> _To do_
Starting at the line that contains "Give me the", copy each line through the final one exactly as written.

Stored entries
● ● ● ● ●

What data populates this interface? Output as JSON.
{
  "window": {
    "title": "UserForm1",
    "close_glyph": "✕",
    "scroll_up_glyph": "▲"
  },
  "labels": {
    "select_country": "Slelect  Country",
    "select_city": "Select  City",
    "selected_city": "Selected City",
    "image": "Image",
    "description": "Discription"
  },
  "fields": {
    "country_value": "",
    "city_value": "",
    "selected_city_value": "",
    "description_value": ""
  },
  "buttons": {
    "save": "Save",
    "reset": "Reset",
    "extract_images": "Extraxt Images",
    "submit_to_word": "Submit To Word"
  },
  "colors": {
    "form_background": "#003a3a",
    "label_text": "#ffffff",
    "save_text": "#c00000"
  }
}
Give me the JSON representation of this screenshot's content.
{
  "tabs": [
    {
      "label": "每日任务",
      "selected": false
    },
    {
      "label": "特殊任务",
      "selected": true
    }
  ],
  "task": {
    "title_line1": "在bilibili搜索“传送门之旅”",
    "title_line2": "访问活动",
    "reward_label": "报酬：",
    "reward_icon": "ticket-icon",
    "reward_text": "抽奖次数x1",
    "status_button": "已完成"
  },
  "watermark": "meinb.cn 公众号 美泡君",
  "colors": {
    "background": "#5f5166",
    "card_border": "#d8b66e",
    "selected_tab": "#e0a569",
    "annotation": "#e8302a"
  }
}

● ● ● ● ●

> _Expected answer_
Give me the JSON representation of this screenshot's content.
{
  "tabs": [
    {
      "label": "每日任务",
      "selected": false
    },
    {
      "label": "特殊任务",
      "selected": true
    }
  ],
  "task": {
    "title_line1": "在bilibili搜索“传送门之旅”",
    "title_line2": "访问活动",
    "reward_label": "报酬：",
    "reward_icon": "ticket-icon",
    "reward_text": "抽奖次数x1",
    "status_button": "已完成"
  },
  "watermark": "meinb.cn 公众号 美泡君",
  "colors": {
    "background": "#5f5166",
    "card_border": "#d8b66e",
    "selected_tab": "#e0a569",
    "annotation": "#e8302a"
  }
}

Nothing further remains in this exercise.